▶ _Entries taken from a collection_
┏━━
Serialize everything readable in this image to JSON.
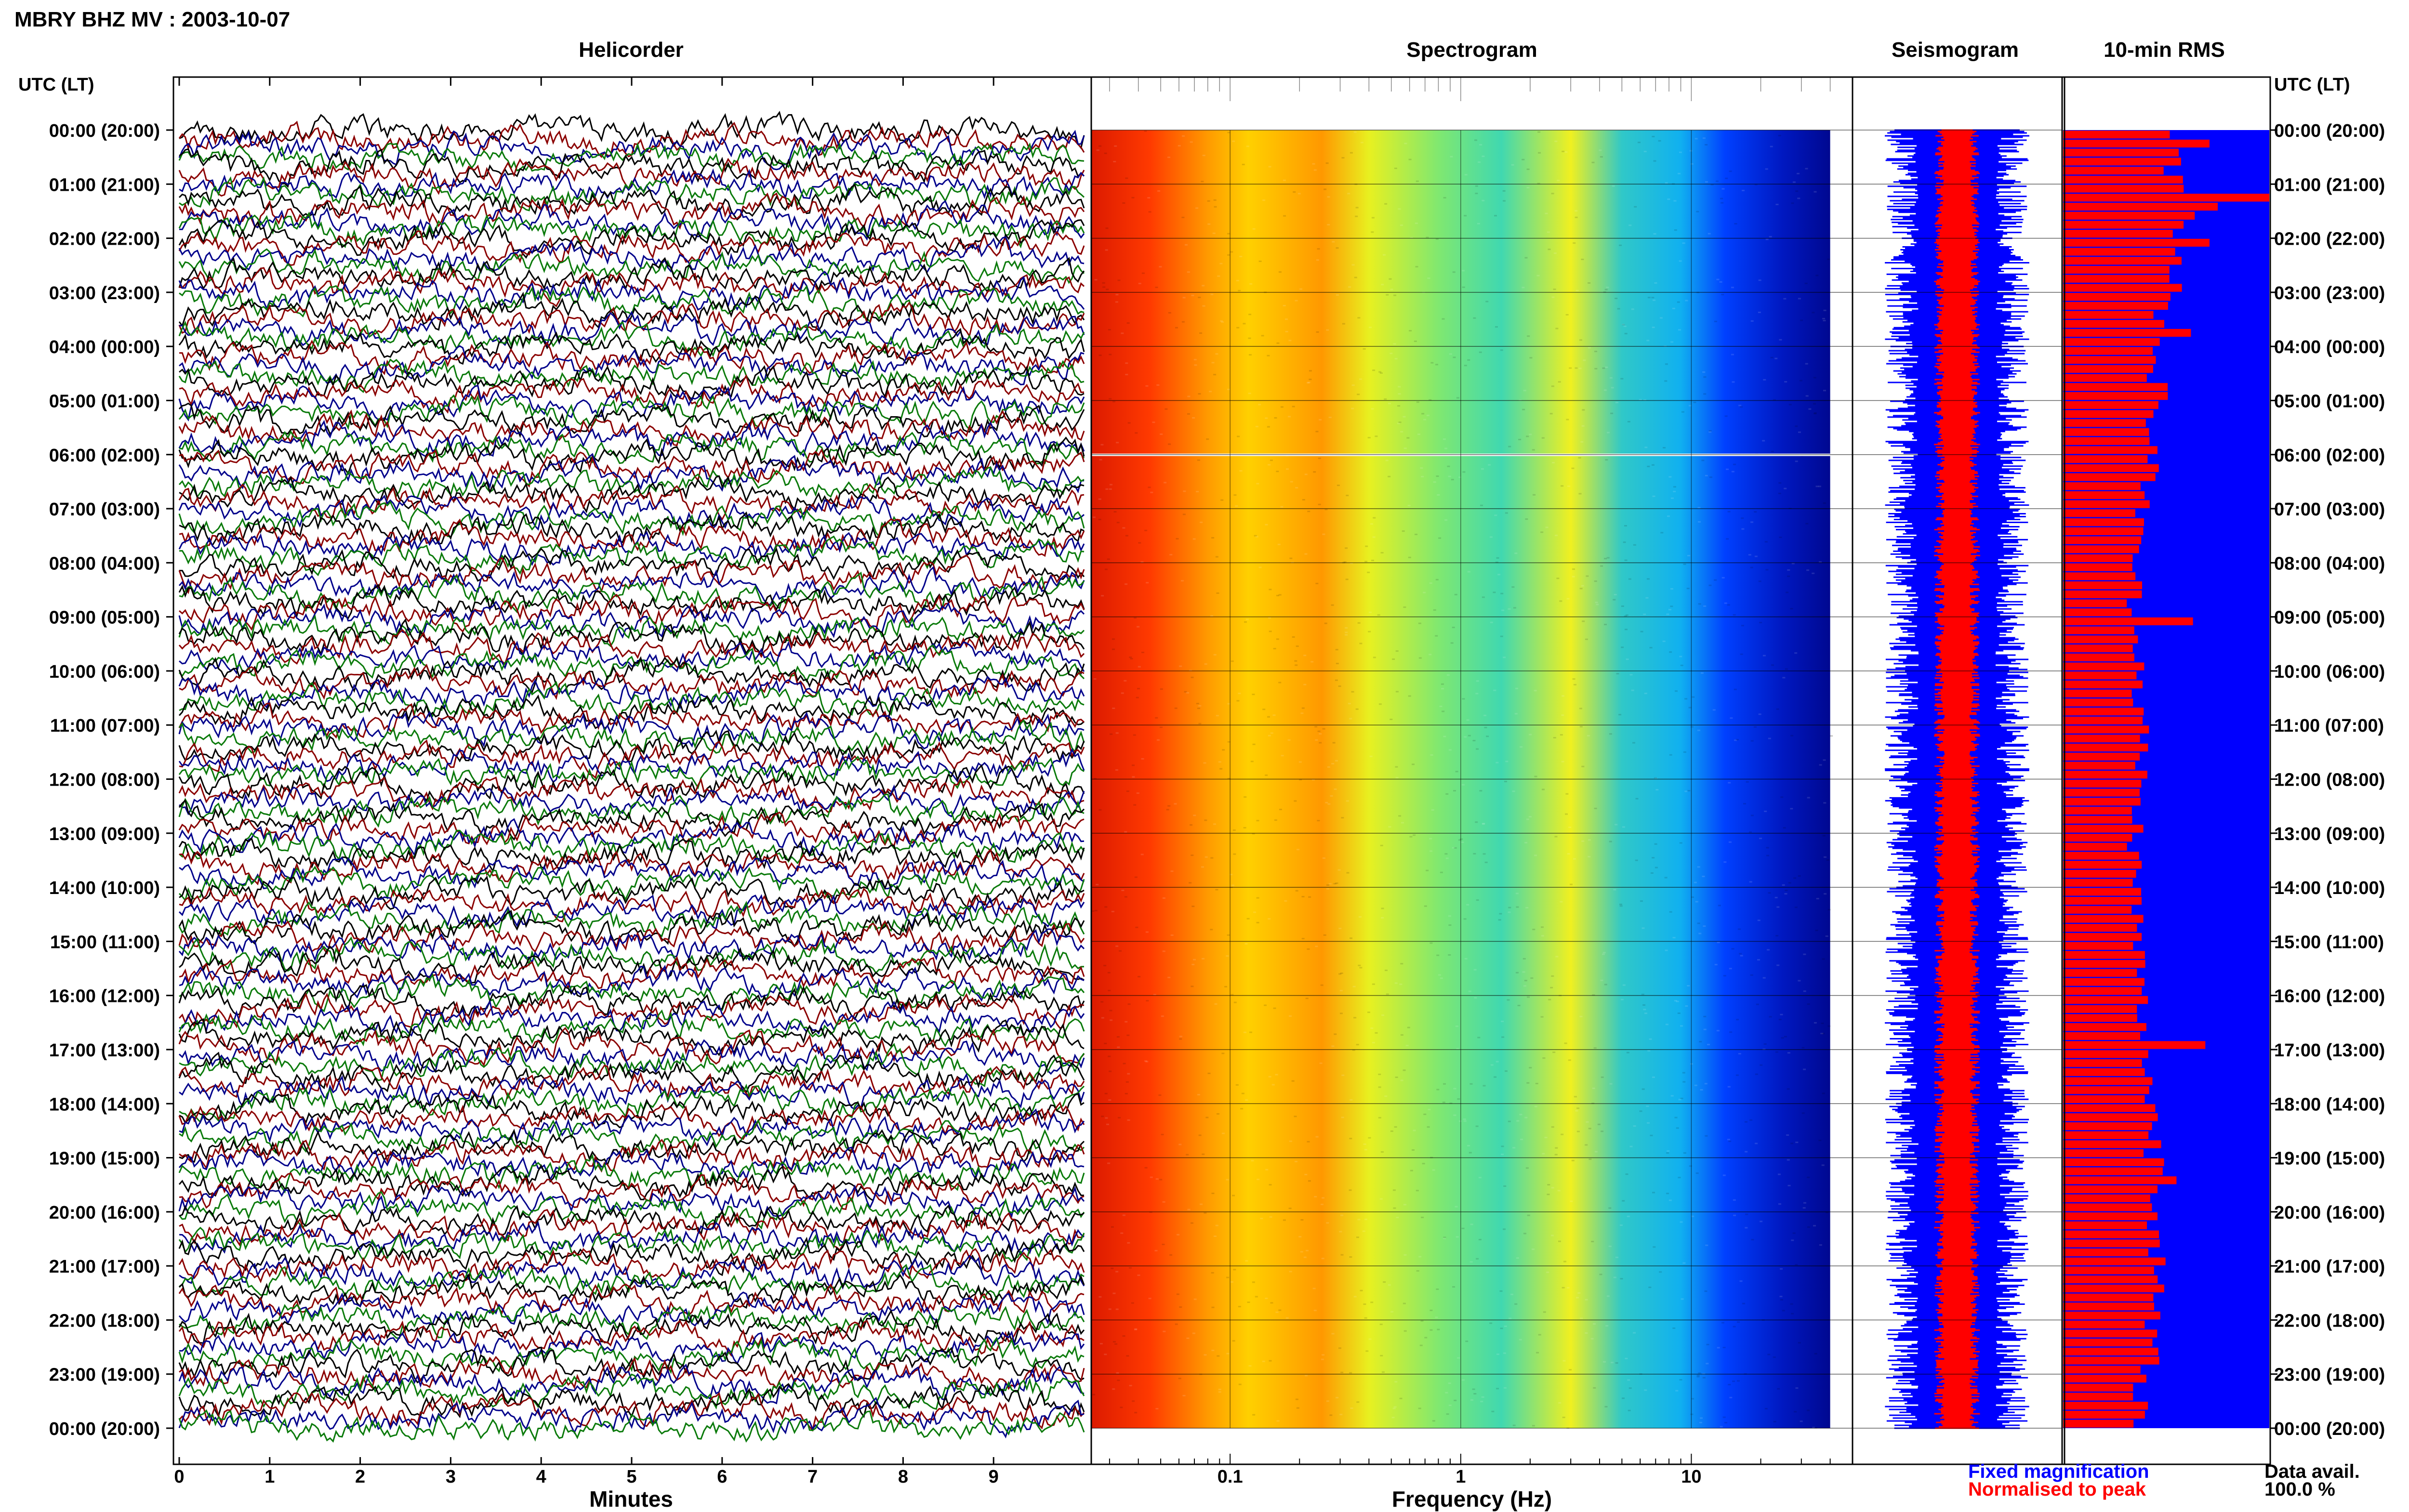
{
  "header": {
    "title": "MBRY BHZ MV : 2003-10-07"
  },
  "colors": {
    "trace_cycle": [
      "#000000",
      "#8b0000",
      "#00008b",
      "#0a7a0a"
    ],
    "fixed_magnification": "#0000ff",
    "normalised_to_peak": "#ff0000"
  },
  "chart_data": [
    {
      "type": "line",
      "title": "Helicorder",
      "xlabel": "Minutes",
      "xlim": [
        0,
        10
      ],
      "x_ticks": [
        "0",
        "1",
        "2",
        "3",
        "4",
        "5",
        "6",
        "7",
        "8",
        "9"
      ],
      "y_axis_title": "UTC (LT)",
      "y_ticks": [
        "00:00 (20:00)",
        "01:00 (21:00)",
        "02:00 (22:00)",
        "03:00 (23:00)",
        "04:00 (00:00)",
        "05:00 (01:00)",
        "06:00 (02:00)",
        "07:00 (03:00)",
        "08:00 (04:00)",
        "09:00 (05:00)",
        "10:00 (06:00)",
        "11:00 (07:00)",
        "12:00 (08:00)",
        "13:00 (09:00)",
        "14:00 (10:00)",
        "15:00 (11:00)",
        "16:00 (12:00)",
        "17:00 (13:00)",
        "18:00 (14:00)",
        "19:00 (15:00)",
        "20:00 (16:00)",
        "21:00 (17:00)",
        "22:00 (18:00)",
        "23:00 (19:00)",
        "00:00 (20:00)"
      ],
      "trace_interval_minutes": 10,
      "trace_count": 144
    },
    {
      "type": "heatmap",
      "title": "Spectrogram",
      "xlabel": "Frequency (Hz)",
      "x_scale": "log",
      "xlim": [
        0.025,
        50
      ],
      "x_ticks": [
        "0.1",
        "1",
        "10"
      ],
      "data_extent_hz": [
        0.025,
        40
      ],
      "data_gap_utc": "06:00",
      "color_gradient_by_frequency": [
        {
          "hz": 0.025,
          "color": "#dc1a00"
        },
        {
          "hz": 0.045,
          "color": "#ff3a00"
        },
        {
          "hz": 0.08,
          "color": "#ff9a00"
        },
        {
          "hz": 0.12,
          "color": "#ffd000"
        },
        {
          "hz": 0.25,
          "color": "#ff9800"
        },
        {
          "hz": 0.4,
          "color": "#e8f020"
        },
        {
          "hz": 0.8,
          "color": "#80e870"
        },
        {
          "hz": 1.5,
          "color": "#40d8b0"
        },
        {
          "hz": 3,
          "color": "#f0f020"
        },
        {
          "hz": 5,
          "color": "#30c8c8"
        },
        {
          "hz": 9,
          "color": "#10b0f0"
        },
        {
          "hz": 14,
          "color": "#0040ff"
        },
        {
          "hz": 25,
          "color": "#0018c0"
        },
        {
          "hz": 40,
          "color": "#000890"
        }
      ]
    },
    {
      "type": "line",
      "title": "Seismogram",
      "series": [
        {
          "name": "Fixed magnification",
          "color": "#0000ff"
        },
        {
          "name": "Normalised to peak",
          "color": "#ff0000"
        }
      ]
    },
    {
      "type": "bar",
      "title": "10-min RMS",
      "bin_minutes": 10,
      "fixed_magnification_level": 1.0,
      "normalised_rms_by_hour": [
        0.55,
        0.6,
        0.56,
        0.48,
        0.46,
        0.44,
        0.42,
        0.36,
        0.35,
        0.38,
        0.37,
        0.38,
        0.36,
        0.35,
        0.36,
        0.37,
        0.38,
        0.42,
        0.44,
        0.48,
        0.46,
        0.44,
        0.42,
        0.38
      ],
      "peak_bins": [
        {
          "utc": "00:10",
          "value": 0.71
        },
        {
          "utc": "01:10",
          "value": 1.0
        },
        {
          "utc": "01:20",
          "value": 0.75
        },
        {
          "utc": "02:00",
          "value": 0.71
        },
        {
          "utc": "03:40",
          "value": 0.62
        },
        {
          "utc": "09:00",
          "value": 0.63
        },
        {
          "utc": "16:50",
          "value": 0.69
        },
        {
          "utc": "19:20",
          "value": 0.55
        }
      ]
    }
  ],
  "legend": {
    "fixed_magnification": "Fixed magnification",
    "normalised_to_peak": "Normalised to peak"
  },
  "availability": {
    "label": "Data avail.",
    "value": "100.0 %"
  }
}
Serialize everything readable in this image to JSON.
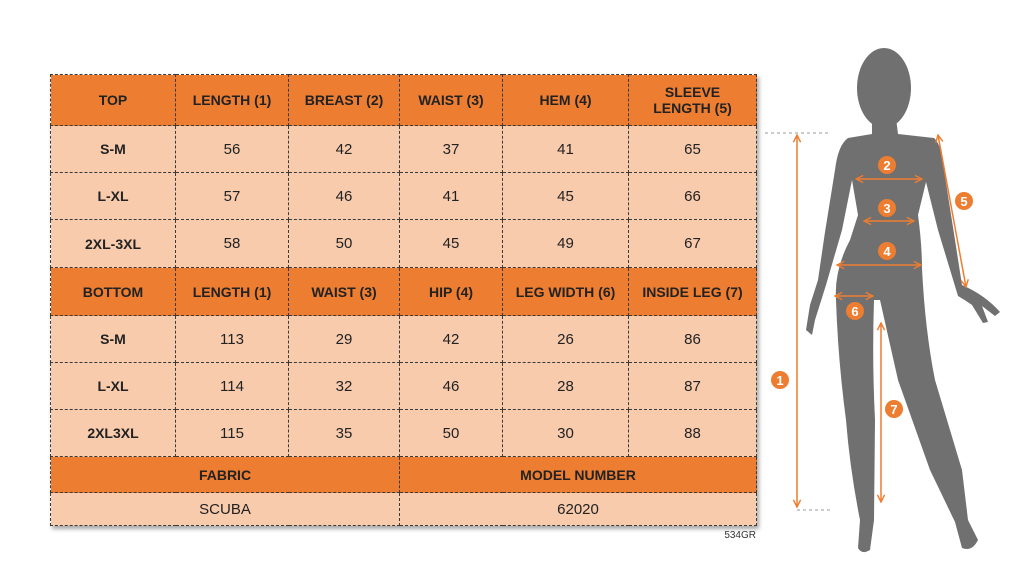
┗━━
▶ _OBJECTIVE_
Word for word, quote the full listing, omitting every picture.

▶ _OUTPUT BELOW_
Serialize everything readable in this image to JSON.
{
  "header": {
    "title": "MBRY BHZ MV : 2003-10-07"
  },
  "colors": {
    "trace_cycle": [
      "#000000",
      "#8b0000",
      "#00008b",
      "#0a7a0a"
    ],
    "fixed_magnification": "#0000ff",
    "normalised_to_peak": "#ff0000"
  },
  "chart_data": [
    {
      "type": "line",
      "title": "Helicorder",
      "xlabel": "Minutes",
      "xlim": [
        0,
        10
      ],
      "x_ticks": [
        "0",
        "1",
        "2",
        "3",
        "4",
        "5",
        "6",
        "7",
        "8",
        "9"
      ],
      "y_axis_title": "UTC (LT)",
      "y_ticks": [
        "00:00 (20:00)",
        "01:00 (21:00)",
        "02:00 (22:00)",
        "03:00 (23:00)",
        "04:00 (00:00)",
        "05:00 (01:00)",
        "06:00 (02:00)",
        "07:00 (03:00)",
        "08:00 (04:00)",
        "09:00 (05:00)",
        "10:00 (06:00)",
        "11:00 (07:00)",
        "12:00 (08:00)",
        "13:00 (09:00)",
        "14:00 (10:00)",
        "15:00 (11:00)",
        "16:00 (12:00)",
        "17:00 (13:00)",
        "18:00 (14:00)",
        "19:00 (15:00)",
        "20:00 (16:00)",
        "21:00 (17:00)",
        "22:00 (18:00)",
        "23:00 (19:00)",
        "00:00 (20:00)"
      ],
      "trace_interval_minutes": 10,
      "trace_count": 144
    },
    {
      "type": "heatmap",
      "title": "Spectrogram",
      "xlabel": "Frequency (Hz)",
      "x_scale": "log",
      "xlim": [
        0.025,
        50
      ],
      "x_ticks": [
        "0.1",
        "1",
        "10"
      ],
      "data_extent_hz": [
        0.025,
        40
      ],
      "data_gap_utc": "06:00",
      "color_gradient_by_frequency": [
        {
          "hz": 0.025,
          "color": "#dc1a00"
        },
        {
          "hz": 0.045,
          "color": "#ff3a00"
        },
        {
          "hz": 0.08,
          "color": "#ff9a00"
        },
        {
          "hz": 0.12,
          "color": "#ffd000"
        },
        {
          "hz": 0.25,
          "color": "#ff9800"
        },
        {
          "hz": 0.4,
          "color": "#e8f020"
        },
        {
          "hz": 0.8,
          "color": "#80e870"
        },
        {
          "hz": 1.5,
          "color": "#40d8b0"
        },
        {
          "hz": 3,
          "color": "#f0f020"
        },
        {
          "hz": 5,
          "color": "#30c8c8"
        },
        {
          "hz": 9,
          "color": "#10b0f0"
        },
        {
          "hz": 14,
          "color": "#0040ff"
        },
        {
          "hz": 25,
          "color": "#0018c0"
        },
        {
          "hz": 40,
          "color": "#000890"
        }
      ]
    },
    {
      "type": "line",
      "title": "Seismogram",
      "series": [
        {
          "name": "Fixed magnification",
          "color": "#0000ff"
        },
        {
          "name": "Normalised to peak",
          "color": "#ff0000"
        }
      ]
    },
    {
      "type": "bar",
      "title": "10-min RMS",
      "bin_minutes": 10,
      "fixed_magnification_level": 1.0,
      "normalised_rms_by_hour": [
        0.55,
        0.6,
        0.56,
        0.48,
        0.46,
        0.44,
        0.42,
        0.36,
        0.35,
        0.38,
        0.37,
        0.38,
        0.36,
        0.35,
        0.36,
        0.37,
        0.38,
        0.42,
        0.44,
        0.48,
        0.46,
        0.44,
        0.42,
        0.38
      ],
      "peak_bins": [
        {
          "utc": "00:10",
          "value": 0.71
        },
        {
          "utc": "01:10",
          "value": 1.0
        },
        {
          "utc": "01:20",
          "value": 0.75
        },
        {
          "utc": "02:00",
          "value": 0.71
        },
        {
          "utc": "03:40",
          "value": 0.62
        },
        {
          "utc": "09:00",
          "value": 0.63
        },
        {
          "utc": "16:50",
          "value": 0.69
        },
        {
          "utc": "19:20",
          "value": 0.55
        }
      ]
    }
  ],
  "legend": {
    "fixed_magnification": "Fixed magnification",
    "normalised_to_peak": "Normalised to peak"
  },
  "availability": {
    "label": "Data avail.",
    "value": "100.0 %"
  }
}
Serialize everything readable in this image to JSON.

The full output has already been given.